What is needed
All of the material below is to be returned exactly.

Materials provided
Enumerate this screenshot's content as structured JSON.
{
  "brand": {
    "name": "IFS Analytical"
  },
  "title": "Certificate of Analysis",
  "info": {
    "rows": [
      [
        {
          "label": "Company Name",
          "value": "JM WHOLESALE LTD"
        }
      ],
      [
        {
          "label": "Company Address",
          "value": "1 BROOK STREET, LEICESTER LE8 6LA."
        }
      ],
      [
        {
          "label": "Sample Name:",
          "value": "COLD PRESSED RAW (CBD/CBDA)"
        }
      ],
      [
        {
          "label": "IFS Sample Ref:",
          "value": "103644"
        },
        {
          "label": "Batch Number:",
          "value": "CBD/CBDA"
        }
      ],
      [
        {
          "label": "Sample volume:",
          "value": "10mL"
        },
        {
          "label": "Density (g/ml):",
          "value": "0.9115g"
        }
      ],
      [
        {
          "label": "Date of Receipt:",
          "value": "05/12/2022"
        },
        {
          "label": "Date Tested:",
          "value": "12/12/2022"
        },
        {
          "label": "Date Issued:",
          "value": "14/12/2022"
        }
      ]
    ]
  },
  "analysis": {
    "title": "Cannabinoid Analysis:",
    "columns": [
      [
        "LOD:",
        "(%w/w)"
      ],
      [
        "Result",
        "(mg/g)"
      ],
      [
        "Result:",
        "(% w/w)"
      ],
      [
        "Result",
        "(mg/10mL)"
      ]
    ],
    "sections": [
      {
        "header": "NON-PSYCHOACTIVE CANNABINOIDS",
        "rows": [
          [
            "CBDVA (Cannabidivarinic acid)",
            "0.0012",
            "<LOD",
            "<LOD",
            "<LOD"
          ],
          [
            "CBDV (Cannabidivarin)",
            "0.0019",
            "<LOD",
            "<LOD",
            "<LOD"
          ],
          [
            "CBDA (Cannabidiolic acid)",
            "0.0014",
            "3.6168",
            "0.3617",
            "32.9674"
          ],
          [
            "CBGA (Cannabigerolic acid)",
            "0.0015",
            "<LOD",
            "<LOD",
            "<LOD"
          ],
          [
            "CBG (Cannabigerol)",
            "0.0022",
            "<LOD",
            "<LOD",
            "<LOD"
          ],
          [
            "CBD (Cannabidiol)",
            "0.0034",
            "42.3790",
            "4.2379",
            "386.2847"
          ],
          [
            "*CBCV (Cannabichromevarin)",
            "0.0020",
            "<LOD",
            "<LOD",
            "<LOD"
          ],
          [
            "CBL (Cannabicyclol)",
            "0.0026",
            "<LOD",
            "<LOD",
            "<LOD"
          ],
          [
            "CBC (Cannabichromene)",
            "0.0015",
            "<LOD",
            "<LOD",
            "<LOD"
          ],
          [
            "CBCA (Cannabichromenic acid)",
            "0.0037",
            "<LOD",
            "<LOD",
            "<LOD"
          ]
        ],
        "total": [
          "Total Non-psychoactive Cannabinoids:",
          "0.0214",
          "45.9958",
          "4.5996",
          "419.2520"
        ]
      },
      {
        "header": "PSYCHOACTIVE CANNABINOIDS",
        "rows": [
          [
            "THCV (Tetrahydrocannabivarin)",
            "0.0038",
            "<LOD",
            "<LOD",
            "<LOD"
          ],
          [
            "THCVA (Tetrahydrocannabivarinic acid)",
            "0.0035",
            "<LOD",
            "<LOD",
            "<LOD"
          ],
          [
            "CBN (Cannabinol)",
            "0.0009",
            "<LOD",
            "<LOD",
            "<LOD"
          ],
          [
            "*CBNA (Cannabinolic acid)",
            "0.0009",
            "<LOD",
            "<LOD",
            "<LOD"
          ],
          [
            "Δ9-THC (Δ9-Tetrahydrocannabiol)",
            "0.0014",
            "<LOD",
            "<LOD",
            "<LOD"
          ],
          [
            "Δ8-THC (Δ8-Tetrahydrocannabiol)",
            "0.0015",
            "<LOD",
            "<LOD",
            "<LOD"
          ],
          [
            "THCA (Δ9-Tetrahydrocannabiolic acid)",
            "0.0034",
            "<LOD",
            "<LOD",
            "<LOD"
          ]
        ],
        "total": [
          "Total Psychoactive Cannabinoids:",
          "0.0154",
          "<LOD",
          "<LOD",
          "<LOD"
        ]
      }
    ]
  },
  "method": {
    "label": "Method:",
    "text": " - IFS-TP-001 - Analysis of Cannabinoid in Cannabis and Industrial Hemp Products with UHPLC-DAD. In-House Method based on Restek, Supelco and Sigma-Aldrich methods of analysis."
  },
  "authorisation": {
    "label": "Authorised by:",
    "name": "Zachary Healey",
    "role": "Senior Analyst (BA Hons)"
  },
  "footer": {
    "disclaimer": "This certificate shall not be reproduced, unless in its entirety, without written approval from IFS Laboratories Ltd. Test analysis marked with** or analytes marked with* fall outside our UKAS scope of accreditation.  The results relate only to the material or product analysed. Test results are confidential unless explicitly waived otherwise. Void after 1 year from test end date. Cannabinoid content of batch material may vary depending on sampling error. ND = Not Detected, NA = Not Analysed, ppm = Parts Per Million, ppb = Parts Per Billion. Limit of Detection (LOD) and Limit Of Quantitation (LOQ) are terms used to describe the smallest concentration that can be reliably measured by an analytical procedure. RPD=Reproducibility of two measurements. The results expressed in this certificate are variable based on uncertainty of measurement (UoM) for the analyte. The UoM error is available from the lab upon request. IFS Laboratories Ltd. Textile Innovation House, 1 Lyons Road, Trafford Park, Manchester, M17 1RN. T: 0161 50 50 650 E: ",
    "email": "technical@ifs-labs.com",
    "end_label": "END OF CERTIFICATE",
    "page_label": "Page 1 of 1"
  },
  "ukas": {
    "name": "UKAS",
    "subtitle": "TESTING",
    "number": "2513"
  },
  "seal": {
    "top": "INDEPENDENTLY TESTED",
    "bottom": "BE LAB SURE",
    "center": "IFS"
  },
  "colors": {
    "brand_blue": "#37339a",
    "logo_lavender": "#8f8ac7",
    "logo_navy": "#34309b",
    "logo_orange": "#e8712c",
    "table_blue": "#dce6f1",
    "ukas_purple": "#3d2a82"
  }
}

Answer to this exercise
Enumerate this screenshot's content as structured JSON.
{
  "brand": {
    "name": "IFS Analytical"
  },
  "title": "Certificate of Analysis",
  "info": {
    "rows": [
      [
        {
          "label": "Company Name",
          "value": "JM WHOLESALE LTD"
        }
      ],
      [
        {
          "label": "Company Address",
          "value": "1 BROOK STREET, LEICESTER LE8 6LA."
        }
      ],
      [
        {
          "label": "Sample Name:",
          "value": "COLD PRESSED RAW (CBD/CBDA)"
        }
      ],
      [
        {
          "label": "IFS Sample Ref:",
          "value": "103644"
        },
        {
          "label": "Batch Number:",
          "value": "CBD/CBDA"
        }
      ],
      [
        {
          "label": "Sample volume:",
          "value": "10mL"
        },
        {
          "label": "Density (g/ml):",
          "value": "0.9115g"
        }
      ],
      [
        {
          "label": "Date of Receipt:",
          "value": "05/12/2022"
        },
        {
          "label": "Date Tested:",
          "value": "12/12/2022"
        },
        {
          "label": "Date Issued:",
          "value": "14/12/2022"
        }
      ]
    ]
  },
  "analysis": {
    "title": "Cannabinoid Analysis:",
    "columns": [
      [
        "LOD:",
        "(%w/w)"
      ],
      [
        "Result",
        "(mg/g)"
      ],
      [
        "Result:",
        "(% w/w)"
      ],
      [
        "Result",
        "(mg/10mL)"
      ]
    ],
    "sections": [
      {
        "header": "NON-PSYCHOACTIVE CANNABINOIDS",
        "rows": [
          [
            "CBDVA (Cannabidivarinic acid)",
            "0.0012",
            "<LOD",
            "<LOD",
            "<LOD"
          ],
          [
            "CBDV (Cannabidivarin)",
            "0.0019",
            "<LOD",
            "<LOD",
            "<LOD"
          ],
          [
            "CBDA (Cannabidiolic acid)",
            "0.0014",
            "3.6168",
            "0.3617",
            "32.9674"
          ],
          [
            "CBGA (Cannabigerolic acid)",
            "0.0015",
            "<LOD",
            "<LOD",
            "<LOD"
          ],
          [
            "CBG (Cannabigerol)",
            "0.0022",
            "<LOD",
            "<LOD",
            "<LOD"
          ],
          [
            "CBD (Cannabidiol)",
            "0.0034",
            "42.3790",
            "4.2379",
            "386.2847"
          ],
          [
            "*CBCV (Cannabichromevarin)",
            "0.0020",
            "<LOD",
            "<LOD",
            "<LOD"
          ],
          [
            "CBL (Cannabicyclol)",
            "0.0026",
            "<LOD",
            "<LOD",
            "<LOD"
          ],
          [
            "CBC (Cannabichromene)",
            "0.0015",
            "<LOD",
            "<LOD",
            "<LOD"
          ],
          [
            "CBCA (Cannabichromenic acid)",
            "0.0037",
            "<LOD",
            "<LOD",
            "<LOD"
          ]
        ],
        "total": [
          "Total Non-psychoactive Cannabinoids:",
          "0.0214",
          "45.9958",
          "4.5996",
          "419.2520"
        ]
      },
      {
        "header": "PSYCHOACTIVE CANNABINOIDS",
        "rows": [
          [
            "THCV (Tetrahydrocannabivarin)",
            "0.0038",
            "<LOD",
            "<LOD",
            "<LOD"
          ],
          [
            "THCVA (Tetrahydrocannabivarinic acid)",
            "0.0035",
            "<LOD",
            "<LOD",
            "<LOD"
          ],
          [
            "CBN (Cannabinol)",
            "0.0009",
            "<LOD",
            "<LOD",
            "<LOD"
          ],
          [
            "*CBNA (Cannabinolic acid)",
            "0.0009",
            "<LOD",
            "<LOD",
            "<LOD"
          ],
          [
            "Δ9-THC (Δ9-Tetrahydrocannabiol)",
            "0.0014",
            "<LOD",
            "<LOD",
            "<LOD"
          ],
          [
            "Δ8-THC (Δ8-Tetrahydrocannabiol)",
            "0.0015",
            "<LOD",
            "<LOD",
            "<LOD"
          ],
          [
            "THCA (Δ9-Tetrahydrocannabiolic acid)",
            "0.0034",
            "<LOD",
            "<LOD",
            "<LOD"
          ]
        ],
        "total": [
          "Total Psychoactive Cannabinoids:",
          "0.0154",
          "<LOD",
          "<LOD",
          "<LOD"
        ]
      }
    ]
  },
  "method": {
    "label": "Method:",
    "text": " - IFS-TP-001 - Analysis of Cannabinoid in Cannabis and Industrial Hemp Products with UHPLC-DAD. In-House Method based on Restek, Supelco and Sigma-Aldrich methods of analysis."
  },
  "authorisation": {
    "label": "Authorised by:",
    "name": "Zachary Healey",
    "role": "Senior Analyst (BA Hons)"
  },
  "footer": {
    "disclaimer": "This certificate shall not be reproduced, unless in its entirety, without written approval from IFS Laboratories Ltd. Test analysis marked with** or analytes marked with* fall outside our UKAS scope of accreditation.  The results relate only to the material or product analysed. Test results are confidential unless explicitly waived otherwise. Void after 1 year from test end date. Cannabinoid content of batch material may vary depending on sampling error. ND = Not Detected, NA = Not Analysed, ppm = Parts Per Million, ppb = Parts Per Billion. Limit of Detection (LOD) and Limit Of Quantitation (LOQ) are terms used to describe the smallest concentration that can be reliably measured by an analytical procedure. RPD=Reproducibility of two measurements. The results expressed in this certificate are variable based on uncertainty of measurement (UoM) for the analyte. The UoM error is available from the lab upon request. IFS Laboratories Ltd. Textile Innovation House, 1 Lyons Road, Trafford Park, Manchester, M17 1RN. T: 0161 50 50 650 E: ",
    "email": "technical@ifs-labs.com",
    "end_label": "END OF CERTIFICATE",
    "page_label": "Page 1 of 1"
  },
  "ukas": {
    "name": "UKAS",
    "subtitle": "TESTING",
    "number": "2513"
  },
  "seal": {
    "top": "INDEPENDENTLY TESTED",
    "bottom": "BE LAB SURE",
    "center": "IFS"
  },
  "colors": {
    "brand_blue": "#37339a",
    "logo_lavender": "#8f8ac7",
    "logo_navy": "#34309b",
    "logo_orange": "#e8712c",
    "table_blue": "#dce6f1",
    "ukas_purple": "#3d2a82"
  }
}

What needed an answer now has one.